> [Problem statement]
Find the number of lines below in which the word "label" appears, and write that number only.

> [Material provided]
______________________________
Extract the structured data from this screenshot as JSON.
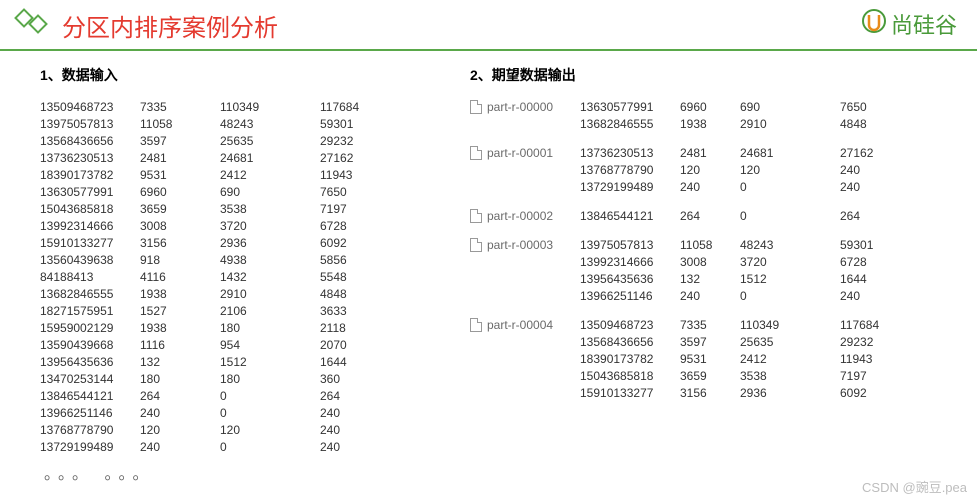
{
  "title": "分区内排序案例分析",
  "brand": "尚硅谷",
  "section1_title": "1、数据输入",
  "section2_title": "2、期望数据输出",
  "input_rows": [
    [
      "13509468723",
      "7335",
      "110349",
      "117684"
    ],
    [
      "13975057813",
      "11058",
      "48243",
      "59301"
    ],
    [
      "13568436656",
      "3597",
      "25635",
      "29232"
    ],
    [
      "13736230513",
      "2481",
      "24681",
      "27162"
    ],
    [
      "18390173782",
      "9531",
      "2412",
      "11943"
    ],
    [
      "13630577991",
      "6960",
      "690",
      "7650"
    ],
    [
      "15043685818",
      "3659",
      "3538",
      "7197"
    ],
    [
      "13992314666",
      "3008",
      "3720",
      "6728"
    ],
    [
      "15910133277",
      "3156",
      "2936",
      "6092"
    ],
    [
      "13560439638",
      "918",
      "4938",
      "5856"
    ],
    [
      "84188413",
      "4116",
      "1432",
      "5548"
    ],
    [
      "13682846555",
      "1938",
      "2910",
      "4848"
    ],
    [
      "18271575951",
      "1527",
      "2106",
      "3633"
    ],
    [
      "15959002129",
      "1938",
      "180",
      "2118"
    ],
    [
      "13590439668",
      "1116",
      "954",
      "2070"
    ],
    [
      "13956435636",
      "132",
      "1512",
      "1644"
    ],
    [
      "13470253144",
      "180",
      "180",
      "360"
    ],
    [
      "13846544121",
      "264",
      "0",
      "264"
    ],
    [
      "13966251146",
      "240",
      "0",
      "240"
    ],
    [
      "13768778790",
      "120",
      "120",
      "240"
    ],
    [
      "13729199489",
      "240",
      "0",
      "240"
    ]
  ],
  "parts": [
    {
      "label": "part-r-00000",
      "rows": [
        [
          "13630577991",
          "6960",
          "690",
          "7650"
        ],
        [
          "13682846555",
          "1938",
          "2910",
          "4848"
        ]
      ]
    },
    {
      "label": "part-r-00001",
      "rows": [
        [
          "13736230513",
          "2481",
          "24681",
          "27162"
        ],
        [
          "13768778790",
          "120",
          "120",
          "240"
        ],
        [
          "13729199489",
          "240",
          "0",
          "240"
        ]
      ]
    },
    {
      "label": "part-r-00002",
      "rows": [
        [
          "13846544121",
          "264",
          "0",
          "264"
        ]
      ]
    },
    {
      "label": "part-r-00003",
      "rows": [
        [
          "13975057813",
          "11058",
          "48243",
          "59301"
        ],
        [
          "13992314666",
          "3008",
          "3720",
          "6728"
        ],
        [
          "13956435636",
          "132",
          "1512",
          "1644"
        ],
        [
          "13966251146",
          "240",
          "0",
          "240"
        ]
      ]
    },
    {
      "label": "part-r-00004",
      "rows": [
        [
          "13509468723",
          "7335",
          "110349",
          "117684"
        ],
        [
          "13568436656",
          "3597",
          "25635",
          "29232"
        ],
        [
          "18390173782",
          "9531",
          "2412",
          "11943"
        ],
        [
          "15043685818",
          "3659",
          "3538",
          "7197"
        ],
        [
          "15910133277",
          "3156",
          "2936",
          "6092"
        ]
      ]
    }
  ],
  "dots": "。。。  。。。",
  "watermark": "CSDN @豌豆.pea"
}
______________________________
> [Result for this exercise]
5